### Stored data:
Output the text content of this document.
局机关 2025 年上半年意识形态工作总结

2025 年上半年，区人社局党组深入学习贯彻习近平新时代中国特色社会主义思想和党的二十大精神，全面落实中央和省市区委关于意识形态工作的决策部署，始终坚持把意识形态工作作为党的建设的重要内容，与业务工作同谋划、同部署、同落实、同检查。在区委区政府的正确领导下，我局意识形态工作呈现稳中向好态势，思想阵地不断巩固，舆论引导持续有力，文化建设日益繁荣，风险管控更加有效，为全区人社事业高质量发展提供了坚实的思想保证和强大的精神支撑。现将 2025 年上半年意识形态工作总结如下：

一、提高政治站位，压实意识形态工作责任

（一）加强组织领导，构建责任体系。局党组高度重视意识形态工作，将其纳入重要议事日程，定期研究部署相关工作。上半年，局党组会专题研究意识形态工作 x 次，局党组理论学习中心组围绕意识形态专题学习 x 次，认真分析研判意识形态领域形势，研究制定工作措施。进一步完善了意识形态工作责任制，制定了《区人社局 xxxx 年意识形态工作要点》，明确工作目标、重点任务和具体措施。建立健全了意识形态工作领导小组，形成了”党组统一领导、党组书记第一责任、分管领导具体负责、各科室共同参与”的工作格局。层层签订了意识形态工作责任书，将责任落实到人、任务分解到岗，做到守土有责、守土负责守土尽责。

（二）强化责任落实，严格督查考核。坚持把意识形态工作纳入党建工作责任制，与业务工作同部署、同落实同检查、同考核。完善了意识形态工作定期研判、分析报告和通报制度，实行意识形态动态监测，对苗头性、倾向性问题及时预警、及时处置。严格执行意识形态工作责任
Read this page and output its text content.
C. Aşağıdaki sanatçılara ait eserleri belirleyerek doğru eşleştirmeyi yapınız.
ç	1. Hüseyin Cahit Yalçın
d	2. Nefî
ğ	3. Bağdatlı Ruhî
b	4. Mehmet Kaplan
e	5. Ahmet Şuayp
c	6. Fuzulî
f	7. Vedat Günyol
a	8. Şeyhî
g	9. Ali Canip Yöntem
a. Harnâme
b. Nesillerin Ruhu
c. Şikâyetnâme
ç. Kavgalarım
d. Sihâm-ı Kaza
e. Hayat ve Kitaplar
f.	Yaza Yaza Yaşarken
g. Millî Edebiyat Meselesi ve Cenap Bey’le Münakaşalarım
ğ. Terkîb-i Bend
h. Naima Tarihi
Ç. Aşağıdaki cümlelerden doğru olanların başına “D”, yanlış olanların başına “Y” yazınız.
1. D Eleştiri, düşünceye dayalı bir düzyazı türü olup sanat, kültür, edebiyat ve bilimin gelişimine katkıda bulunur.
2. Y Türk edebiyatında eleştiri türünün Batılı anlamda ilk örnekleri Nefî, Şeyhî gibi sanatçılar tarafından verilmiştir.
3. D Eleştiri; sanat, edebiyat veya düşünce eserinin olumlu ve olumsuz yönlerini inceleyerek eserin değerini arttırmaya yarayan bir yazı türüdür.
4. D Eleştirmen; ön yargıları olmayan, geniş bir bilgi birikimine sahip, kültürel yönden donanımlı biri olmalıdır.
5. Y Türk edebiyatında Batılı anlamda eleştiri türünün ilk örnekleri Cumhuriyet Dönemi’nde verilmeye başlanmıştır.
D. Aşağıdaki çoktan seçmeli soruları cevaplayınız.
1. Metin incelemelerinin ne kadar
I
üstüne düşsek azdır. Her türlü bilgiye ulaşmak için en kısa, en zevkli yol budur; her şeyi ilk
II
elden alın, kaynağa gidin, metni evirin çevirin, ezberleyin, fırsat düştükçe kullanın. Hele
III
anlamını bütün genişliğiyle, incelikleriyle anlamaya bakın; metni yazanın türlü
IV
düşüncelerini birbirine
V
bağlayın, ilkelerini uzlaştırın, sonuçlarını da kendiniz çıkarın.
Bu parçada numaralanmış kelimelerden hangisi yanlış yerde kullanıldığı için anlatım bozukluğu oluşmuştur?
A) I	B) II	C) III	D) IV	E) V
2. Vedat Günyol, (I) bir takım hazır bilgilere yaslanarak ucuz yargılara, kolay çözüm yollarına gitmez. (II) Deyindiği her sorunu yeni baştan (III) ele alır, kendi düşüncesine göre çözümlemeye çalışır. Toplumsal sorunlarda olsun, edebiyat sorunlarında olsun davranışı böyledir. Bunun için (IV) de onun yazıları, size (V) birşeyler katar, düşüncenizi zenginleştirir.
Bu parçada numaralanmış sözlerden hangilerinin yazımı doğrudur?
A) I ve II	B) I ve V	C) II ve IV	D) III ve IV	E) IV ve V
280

### Directive:
Write out every entry verbatim.

### Response to this exercise:
Output the text content of this document.
局机关 2025 年上半年意识形态工作总结

2025 年上半年，区人社局党组深入学习贯彻习近平新时代中国特色社会主义思想和党的二十大精神，全面落实中央和省市区委关于意识形态工作的决策部署，始终坚持把意识形态工作作为党的建设的重要内容，与业务工作同谋划、同部署、同落实、同检查。在区委区政府的正确领导下，我局意识形态工作呈现稳中向好态势，思想阵地不断巩固，舆论引导持续有力，文化建设日益繁荣，风险管控更加有效，为全区人社事业高质量发展提供了坚实的思想保证和强大的精神支撑。现将 2025 年上半年意识形态工作总结如下：

一、提高政治站位，压实意识形态工作责任

（一）加强组织领导，构建责任体系。局党组高度重视意识形态工作，将其纳入重要议事日程，定期研究部署相关工作。上半年，局党组会专题研究意识形态工作 x 次，局党组理论学习中心组围绕意识形态专题学习 x 次，认真分析研判意识形态领域形势，研究制定工作措施。进一步完善了意识形态工作责任制，制定了《区人社局 xxxx 年意识形态工作要点》，明确工作目标、重点任务和具体措施。建立健全了意识形态工作领导小组，形成了”党组统一领导、党组书记第一责任、分管领导具体负责、各科室共同参与”的工作格局。层层签订了意识形态工作责任书，将责任落实到人、任务分解到岗，做到守土有责、守土负责守土尽责。

（二）强化责任落实，严格督查考核。坚持把意识形态工作纳入党建工作责任制，与业务工作同部署、同落实同检查、同考核。完善了意识形态工作定期研判、分析报告和通报制度，实行意识形态动态监测，对苗头性、倾向性问题及时预警、及时处置。严格执行意识形态工作责任
Read this page and output its text content.
C. Aşağıdaki sanatçılara ait eserleri belirleyerek doğru eşleştirmeyi yapınız.
ç	1. Hüseyin Cahit Yalçın
d	2. Nefî
ğ	3. Bağdatlı Ruhî
b	4. Mehmet Kaplan
e	5. Ahmet Şuayp
c	6. Fuzulî
f	7. Vedat Günyol
a	8. Şeyhî
g	9. Ali Canip Yöntem
a. Harnâme
b. Nesillerin Ruhu
c. Şikâyetnâme
ç. Kavgalarım
d. Sihâm-ı Kaza
e. Hayat ve Kitaplar
f.	Yaza Yaza Yaşarken
g. Millî Edebiyat Meselesi ve Cenap Bey’le Münakaşalarım
ğ. Terkîb-i Bend
h. Naima Tarihi
Ç. Aşağıdaki cümlelerden doğru olanların başına “D”, yanlış olanların başına “Y” yazınız.
1. D Eleştiri, düşünceye dayalı bir düzyazı türü olup sanat, kültür, edebiyat ve bilimin gelişimine katkıda bulunur.
2. Y Türk edebiyatında eleştiri türünün Batılı anlamda ilk örnekleri Nefî, Şeyhî gibi sanatçılar tarafından verilmiştir.
3. D Eleştiri; sanat, edebiyat veya düşünce eserinin olumlu ve olumsuz yönlerini inceleyerek eserin değerini arttırmaya yarayan bir yazı türüdür.
4. D Eleştirmen; ön yargıları olmayan, geniş bir bilgi birikimine sahip, kültürel yönden donanımlı biri olmalıdır.
5. Y Türk edebiyatında Batılı anlamda eleştiri türünün ilk örnekleri Cumhuriyet Dönemi’nde verilmeye başlanmıştır.
D. Aşağıdaki çoktan seçmeli soruları cevaplayınız.
1. Metin incelemelerinin ne kadar
I
üstüne düşsek azdır. Her türlü bilgiye ulaşmak için en kısa, en zevkli yol budur; her şeyi ilk
II
elden alın, kaynağa gidin, metni evirin çevirin, ezberleyin, fırsat düştükçe kullanın. Hele
III
anlamını bütün genişliğiyle, incelikleriyle anlamaya bakın; metni yazanın türlü
IV
düşüncelerini birbirine
V
bağlayın, ilkelerini uzlaştırın, sonuçlarını da kendiniz çıkarın.
Bu parçada numaralanmış kelimelerden hangisi yanlış yerde kullanıldığı için anlatım bozukluğu oluşmuştur?
A) I	B) II	C) III	D) IV	E) V
2. Vedat Günyol, (I) bir takım hazır bilgilere yaslanarak ucuz yargılara, kolay çözüm yollarına gitmez. (II) Deyindiği her sorunu yeni baştan (III) ele alır, kendi düşüncesine göre çözümlemeye çalışır. Toplumsal sorunlarda olsun, edebiyat sorunlarında olsun davranışı böyledir. Bunun için (IV) de onun yazıları, size (V) birşeyler katar, düşüncenizi zenginleştirir.
Bu parçada numaralanmış sözlerden hangilerinin yazımı doğrudur?
A) I ve II	B) I ve V	C) II ve IV	D) III ve IV	E) IV ve V
280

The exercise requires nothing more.